6.包囲層及び中間層の両方の樹脂材料が、(A)~(D)成分を必須成分として含有する、互いに異なる種類の高中和型樹脂材料である上記5記載のマルチピースソリッドゴルフボール。
7.各層の厚さ関係が下記式
包囲層厚さ/(カバー厚さ+中間層厚さ)≧1.2
を満たす上記1又は2記載のマルチピースソリッドゴルフボール。
8.コア直径とボール直径との関係が下記式
0.65≦(コア直径)/(ボール直径)≦0.78
を満たす上記1又は2記載のマルチピースソリッドゴルフボール。
9.〔コアの体積(mm3)×(コア表面のショアC硬度+コア中心のショアC硬度)/2〕の値をCore・vh、〔包囲層材料部分の体積(mm3)×包囲層材料のショアC硬度〕の値をE・vh、〔中間層材料部分の体積(mm3)×中間層材料のショアC硬度〕の値をI・vhとするとき、下記式
0.80≦(E・vh + I・vh)/Core・vh ≦2.00
を満たす上記1又は2記載のマルチピースソリッドゴルフボール。
【発明の効果】
【0010】
本発明のゴルフボールは、ドライバー(W#1)及びアイアンでフルショットした時に優位な飛距離性能を有し、ソフトで良好な打感を満足させ、繰り返し打撃時の割れ耐久性に優れる。
【図面の簡単な説明】
【0011】
図1】本発明のマルチピースソリッドゴルフボール(4層構造)の概略断面図である。
図2】各実施例及び各比較例に共通するディンプルの態様(パターン)を示す平面図であり、図2(A)は、ボールの極(pole)を中心として真上から見たディンプルの平面図を示し、図2(B)は、図2(A)を上方にずらして斜め上から見たディンプルの平面図を示す。
^^^^^^^^^^^^^^^^
指示
a. ゴルフボールに関する本文抜粋のうち、「8.コア直径とボール直径との関係が下記式」から「たディンプルの平面図を示す。」までの部分を、そのまま一字も変えずに書き出すこと。
b. ゴルフボールに関する本文抜粋の最後の文の後に続けて、その続きを書くこと。
データ行はこの課題には関係しない。

(データ集から取った行)
^^^^^^^^^^^^^^^^
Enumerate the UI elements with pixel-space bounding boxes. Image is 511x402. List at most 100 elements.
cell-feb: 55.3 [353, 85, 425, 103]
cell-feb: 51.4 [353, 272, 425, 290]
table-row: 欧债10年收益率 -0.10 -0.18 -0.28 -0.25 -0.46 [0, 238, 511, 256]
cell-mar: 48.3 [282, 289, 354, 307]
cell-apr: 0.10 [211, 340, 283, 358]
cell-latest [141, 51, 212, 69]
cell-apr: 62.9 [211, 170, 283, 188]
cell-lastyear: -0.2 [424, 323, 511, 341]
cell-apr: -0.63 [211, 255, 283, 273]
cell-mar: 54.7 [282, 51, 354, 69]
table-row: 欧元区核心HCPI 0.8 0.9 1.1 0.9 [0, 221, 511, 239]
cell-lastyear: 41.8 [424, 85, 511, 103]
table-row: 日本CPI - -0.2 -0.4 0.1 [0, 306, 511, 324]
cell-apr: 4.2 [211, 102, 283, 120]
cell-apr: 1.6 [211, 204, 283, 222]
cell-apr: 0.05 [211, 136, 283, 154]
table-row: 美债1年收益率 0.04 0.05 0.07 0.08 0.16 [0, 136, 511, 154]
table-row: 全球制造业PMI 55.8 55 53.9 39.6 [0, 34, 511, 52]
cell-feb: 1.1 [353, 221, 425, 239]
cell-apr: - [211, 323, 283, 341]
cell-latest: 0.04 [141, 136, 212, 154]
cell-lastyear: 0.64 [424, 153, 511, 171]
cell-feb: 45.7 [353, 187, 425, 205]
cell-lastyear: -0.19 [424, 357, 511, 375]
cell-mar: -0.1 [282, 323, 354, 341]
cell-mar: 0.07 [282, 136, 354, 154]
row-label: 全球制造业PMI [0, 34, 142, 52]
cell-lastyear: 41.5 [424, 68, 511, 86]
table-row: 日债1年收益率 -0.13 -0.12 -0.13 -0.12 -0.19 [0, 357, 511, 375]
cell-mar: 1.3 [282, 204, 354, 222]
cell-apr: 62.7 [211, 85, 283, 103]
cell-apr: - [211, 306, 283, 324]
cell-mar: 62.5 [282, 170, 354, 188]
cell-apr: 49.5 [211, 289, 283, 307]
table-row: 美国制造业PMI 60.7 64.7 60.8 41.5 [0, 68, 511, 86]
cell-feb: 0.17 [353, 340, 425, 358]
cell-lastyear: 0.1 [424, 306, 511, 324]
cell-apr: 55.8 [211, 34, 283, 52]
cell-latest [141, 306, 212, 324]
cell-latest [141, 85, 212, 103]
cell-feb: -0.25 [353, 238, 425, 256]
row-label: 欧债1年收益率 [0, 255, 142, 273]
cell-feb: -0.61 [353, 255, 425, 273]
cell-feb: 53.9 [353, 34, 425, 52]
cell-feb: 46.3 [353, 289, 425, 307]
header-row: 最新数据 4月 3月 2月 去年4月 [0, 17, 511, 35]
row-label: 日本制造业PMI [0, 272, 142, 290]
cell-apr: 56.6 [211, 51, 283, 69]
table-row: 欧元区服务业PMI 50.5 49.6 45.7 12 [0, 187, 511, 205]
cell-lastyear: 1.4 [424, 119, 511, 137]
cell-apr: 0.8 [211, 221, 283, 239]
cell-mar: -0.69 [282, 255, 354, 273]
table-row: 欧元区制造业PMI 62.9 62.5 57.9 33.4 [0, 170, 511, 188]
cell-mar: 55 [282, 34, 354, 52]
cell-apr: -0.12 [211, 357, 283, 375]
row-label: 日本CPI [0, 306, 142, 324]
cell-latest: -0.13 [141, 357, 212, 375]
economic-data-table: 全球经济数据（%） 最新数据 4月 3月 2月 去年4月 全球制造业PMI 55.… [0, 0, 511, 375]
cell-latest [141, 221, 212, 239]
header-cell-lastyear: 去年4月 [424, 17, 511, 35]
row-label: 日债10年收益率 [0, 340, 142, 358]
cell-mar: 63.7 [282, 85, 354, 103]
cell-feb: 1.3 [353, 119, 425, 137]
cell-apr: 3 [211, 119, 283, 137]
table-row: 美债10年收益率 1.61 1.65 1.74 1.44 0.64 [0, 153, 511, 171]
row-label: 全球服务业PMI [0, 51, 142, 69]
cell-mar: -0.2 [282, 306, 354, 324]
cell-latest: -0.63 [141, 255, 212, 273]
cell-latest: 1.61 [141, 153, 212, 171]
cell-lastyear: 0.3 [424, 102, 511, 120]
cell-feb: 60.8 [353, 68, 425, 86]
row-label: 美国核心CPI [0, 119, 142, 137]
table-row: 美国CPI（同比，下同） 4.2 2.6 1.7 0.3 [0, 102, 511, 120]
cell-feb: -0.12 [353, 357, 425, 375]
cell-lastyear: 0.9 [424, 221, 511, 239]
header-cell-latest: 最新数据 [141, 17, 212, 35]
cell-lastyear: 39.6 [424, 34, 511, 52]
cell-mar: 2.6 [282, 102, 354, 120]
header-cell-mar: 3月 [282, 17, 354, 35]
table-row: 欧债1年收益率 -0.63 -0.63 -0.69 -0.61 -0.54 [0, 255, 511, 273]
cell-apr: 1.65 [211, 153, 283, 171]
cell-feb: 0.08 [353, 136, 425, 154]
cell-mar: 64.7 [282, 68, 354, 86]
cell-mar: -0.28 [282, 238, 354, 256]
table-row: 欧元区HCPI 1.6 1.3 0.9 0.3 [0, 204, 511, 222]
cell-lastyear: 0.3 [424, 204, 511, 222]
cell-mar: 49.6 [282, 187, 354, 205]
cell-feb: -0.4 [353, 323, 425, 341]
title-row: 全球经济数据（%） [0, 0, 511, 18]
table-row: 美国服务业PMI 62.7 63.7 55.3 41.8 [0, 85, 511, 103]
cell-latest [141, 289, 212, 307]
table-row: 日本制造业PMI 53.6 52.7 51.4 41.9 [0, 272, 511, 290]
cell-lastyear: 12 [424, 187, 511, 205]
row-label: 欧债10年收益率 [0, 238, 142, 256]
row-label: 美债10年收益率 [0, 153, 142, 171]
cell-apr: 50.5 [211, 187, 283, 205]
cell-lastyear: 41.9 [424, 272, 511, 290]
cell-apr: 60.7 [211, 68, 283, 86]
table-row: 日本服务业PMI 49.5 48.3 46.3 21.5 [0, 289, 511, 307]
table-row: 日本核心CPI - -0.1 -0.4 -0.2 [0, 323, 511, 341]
^^^^^^^^^^^^^^^^
解答
a.
8.コア直径とボール直径との関係が下記式
0.65≦(コア直径)/(ボール直径)≦0.78
を満たす上記1又は2記載のマルチピースソリッドゴルフボール。
9.〔コアの体積(mm3)×(コア表面のショアC硬度+コア中心のショアC硬度)/2〕の値をCore・vh、〔包囲層材料部分の体積(mm3)×包囲層材料のショアC硬度〕の値をE・vh、〔中間層材料部分の体積(mm3)×中間層材料のショアC硬度〕の値をI・vhとするとき、下記式
0.80≦(E・vh + I・vh)/Core・vh ≦2.00
を満たす上記1又は2記載のマルチピースソリッドゴルフボール。
【発明の効果】
【0010】
本発明のゴルフボールは、ドライバー(W#1)及びアイアンでフルショットした時に優位な飛距離性能を有し、ソフトで良好な打感を満足させ、繰り返し打撃時の割れ耐久性に優れる。
【図面の簡単な説明】
【0011】
図1】本発明のマルチピースソリッドゴルフボール(4層構造)の概略断面図である。
図2】各実施例及び各比較例に共通するディンプルの態様(パターン)を示す平面図であり、図2(A)は、ボールの極(pole)を中心として真上から見たディンプルの平面図を示し、図2(B)は、図2(A)を上方にずらして斜め上から見たディンプルの平面図を示す。

b.
【発明を実施するための形態】
【0012】
以下、本発明につき、更に詳しく説明する。
本発明のマルチピースソリッドゴルフボールは、図1に示されているように、コア1と、該コアを被覆する包囲層2と、該包囲層を被覆する中間層3と、該中間層を被覆するカバー4とを有する4層又はそれ以上の多層を有するゴルフボールGである。上記カバー4の表面には、通常、ディンプルDが多数形成される。また、カバー4の表面には、特に図示していないが、通常、塗装による塗膜層が形成される。上記カバー4は、塗膜層を除き、ゴルフボールの層構造での最外層に位置するものである。コア1は、単層に限られず2層以上の複数層に形成することができるが、包囲層2、中間層3又はカバー4は単層に形成される。
【0013】
上記コアは、ゴム材を主材とするゴム組成物を加硫することにより得られる。このゴム組成物としては、通常、基材ゴムを主体とし、これに、共架橋剤、架橋開始剤、不活性充填剤、有機硫黄化合物等を配合させてゴム組成物を得るものである。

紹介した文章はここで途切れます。